**WRITTEN TASK:** Your task is to filter the data below down to the lines holding "JSON".

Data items
++++

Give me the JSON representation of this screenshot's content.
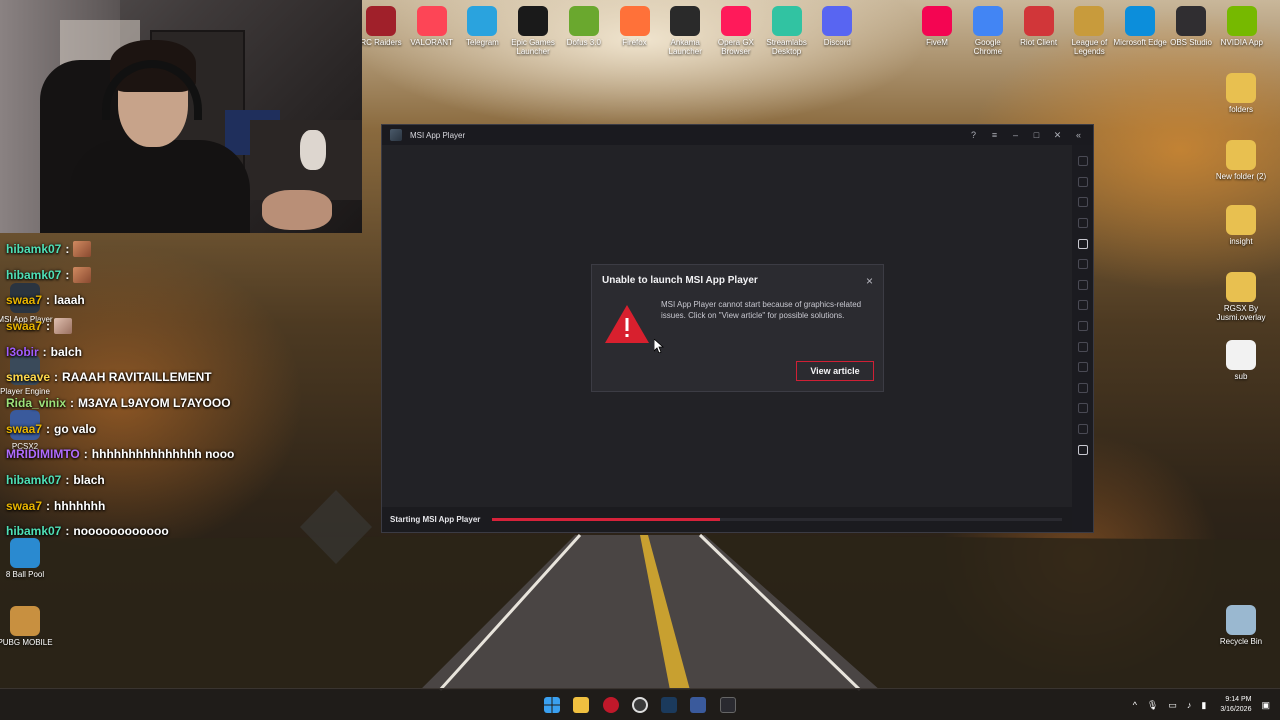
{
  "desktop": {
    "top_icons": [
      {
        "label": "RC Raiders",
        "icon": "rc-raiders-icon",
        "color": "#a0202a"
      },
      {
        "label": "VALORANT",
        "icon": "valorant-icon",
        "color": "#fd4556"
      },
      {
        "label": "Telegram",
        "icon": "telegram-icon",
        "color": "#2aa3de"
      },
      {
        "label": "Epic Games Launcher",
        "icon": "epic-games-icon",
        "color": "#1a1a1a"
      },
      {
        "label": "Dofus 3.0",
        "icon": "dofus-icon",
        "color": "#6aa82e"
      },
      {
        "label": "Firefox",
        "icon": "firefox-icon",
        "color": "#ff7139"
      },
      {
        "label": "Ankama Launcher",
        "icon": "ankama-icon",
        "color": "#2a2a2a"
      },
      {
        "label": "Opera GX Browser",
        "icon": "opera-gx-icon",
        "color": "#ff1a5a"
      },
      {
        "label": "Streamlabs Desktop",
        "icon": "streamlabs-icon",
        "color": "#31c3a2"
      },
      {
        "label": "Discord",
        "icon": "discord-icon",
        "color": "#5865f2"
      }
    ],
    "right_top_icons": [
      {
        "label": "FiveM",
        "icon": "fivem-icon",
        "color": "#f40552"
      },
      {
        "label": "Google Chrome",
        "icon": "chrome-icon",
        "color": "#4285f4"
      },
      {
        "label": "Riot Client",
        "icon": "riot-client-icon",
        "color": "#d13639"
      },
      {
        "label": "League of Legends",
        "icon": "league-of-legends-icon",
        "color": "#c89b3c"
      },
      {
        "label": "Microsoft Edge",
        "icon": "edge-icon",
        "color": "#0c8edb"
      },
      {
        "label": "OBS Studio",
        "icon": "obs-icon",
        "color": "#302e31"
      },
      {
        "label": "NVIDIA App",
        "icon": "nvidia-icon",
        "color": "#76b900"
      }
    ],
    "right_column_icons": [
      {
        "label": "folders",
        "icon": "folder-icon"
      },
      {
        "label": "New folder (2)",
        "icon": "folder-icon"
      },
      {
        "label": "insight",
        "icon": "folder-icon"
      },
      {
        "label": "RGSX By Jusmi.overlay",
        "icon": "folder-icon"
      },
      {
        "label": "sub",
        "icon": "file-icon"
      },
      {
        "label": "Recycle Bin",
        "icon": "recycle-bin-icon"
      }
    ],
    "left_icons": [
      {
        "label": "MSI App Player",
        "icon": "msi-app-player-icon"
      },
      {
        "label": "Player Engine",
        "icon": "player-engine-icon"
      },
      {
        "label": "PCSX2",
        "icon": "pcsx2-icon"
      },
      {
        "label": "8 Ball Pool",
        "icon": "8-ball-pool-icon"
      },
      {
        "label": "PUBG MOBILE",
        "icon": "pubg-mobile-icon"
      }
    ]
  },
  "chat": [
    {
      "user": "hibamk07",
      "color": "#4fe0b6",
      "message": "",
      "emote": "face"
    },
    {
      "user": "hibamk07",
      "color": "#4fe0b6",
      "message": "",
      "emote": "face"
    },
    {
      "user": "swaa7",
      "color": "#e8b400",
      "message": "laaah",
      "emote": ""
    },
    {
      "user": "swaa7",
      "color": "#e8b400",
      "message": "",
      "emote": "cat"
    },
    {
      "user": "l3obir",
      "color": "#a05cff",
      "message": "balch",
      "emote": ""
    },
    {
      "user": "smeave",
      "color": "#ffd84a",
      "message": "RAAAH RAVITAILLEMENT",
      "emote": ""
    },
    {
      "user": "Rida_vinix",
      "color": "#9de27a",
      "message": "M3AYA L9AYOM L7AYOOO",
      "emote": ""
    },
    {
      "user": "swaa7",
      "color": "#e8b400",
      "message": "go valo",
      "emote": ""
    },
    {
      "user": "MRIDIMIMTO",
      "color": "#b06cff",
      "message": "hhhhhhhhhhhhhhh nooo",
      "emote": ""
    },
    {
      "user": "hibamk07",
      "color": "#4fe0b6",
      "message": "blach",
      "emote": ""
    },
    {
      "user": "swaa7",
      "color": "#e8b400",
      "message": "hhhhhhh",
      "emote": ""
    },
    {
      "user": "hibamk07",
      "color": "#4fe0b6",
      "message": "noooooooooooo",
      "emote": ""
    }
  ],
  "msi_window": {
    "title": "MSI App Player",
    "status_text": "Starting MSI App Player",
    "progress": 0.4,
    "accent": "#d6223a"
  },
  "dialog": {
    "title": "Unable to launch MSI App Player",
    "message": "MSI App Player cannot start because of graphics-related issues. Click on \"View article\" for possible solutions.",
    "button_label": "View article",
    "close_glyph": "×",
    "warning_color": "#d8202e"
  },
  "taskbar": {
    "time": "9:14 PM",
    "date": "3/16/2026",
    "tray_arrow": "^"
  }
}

++++

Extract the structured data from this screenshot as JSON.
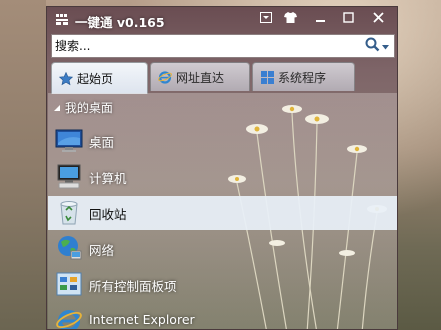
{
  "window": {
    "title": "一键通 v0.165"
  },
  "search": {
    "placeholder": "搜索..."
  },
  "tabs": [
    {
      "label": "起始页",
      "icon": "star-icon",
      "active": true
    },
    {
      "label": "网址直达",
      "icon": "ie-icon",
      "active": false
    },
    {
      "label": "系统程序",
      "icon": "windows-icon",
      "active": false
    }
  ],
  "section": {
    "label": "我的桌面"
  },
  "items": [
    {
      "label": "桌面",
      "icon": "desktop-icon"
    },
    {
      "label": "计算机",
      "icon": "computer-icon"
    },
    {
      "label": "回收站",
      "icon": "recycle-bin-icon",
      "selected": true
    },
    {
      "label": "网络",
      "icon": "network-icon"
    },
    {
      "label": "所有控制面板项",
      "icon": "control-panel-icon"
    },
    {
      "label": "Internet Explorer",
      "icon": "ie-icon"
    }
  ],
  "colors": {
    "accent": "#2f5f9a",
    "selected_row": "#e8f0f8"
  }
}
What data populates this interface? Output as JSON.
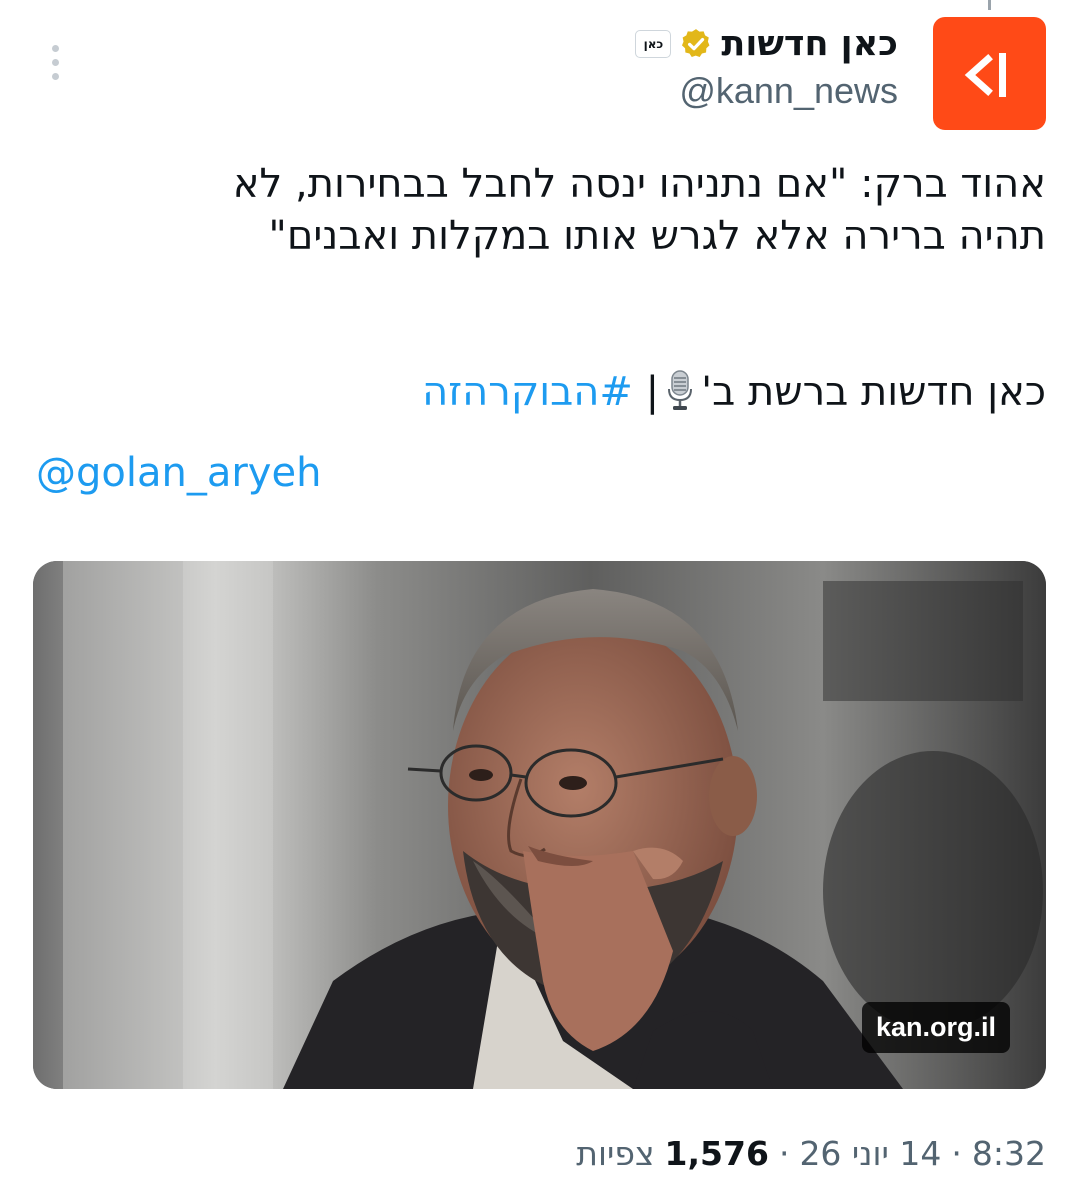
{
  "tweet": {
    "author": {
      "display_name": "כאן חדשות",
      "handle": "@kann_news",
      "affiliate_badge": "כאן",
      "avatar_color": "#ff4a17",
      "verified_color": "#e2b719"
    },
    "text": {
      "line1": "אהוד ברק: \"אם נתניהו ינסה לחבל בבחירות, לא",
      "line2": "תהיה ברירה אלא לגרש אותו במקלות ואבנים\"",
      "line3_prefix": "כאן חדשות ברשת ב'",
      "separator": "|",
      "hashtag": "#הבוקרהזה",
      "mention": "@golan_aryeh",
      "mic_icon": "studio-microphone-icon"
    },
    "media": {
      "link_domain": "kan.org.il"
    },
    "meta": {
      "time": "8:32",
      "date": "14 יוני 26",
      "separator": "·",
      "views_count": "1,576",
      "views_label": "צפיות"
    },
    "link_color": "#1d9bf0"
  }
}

++++

**RESPONSE TO THIS EXERCISE:**
Give me the JSON representation of this screenshot's content.
Extract the structured data from this screenshot as JSON.
What data populates this interface? Output as JSON.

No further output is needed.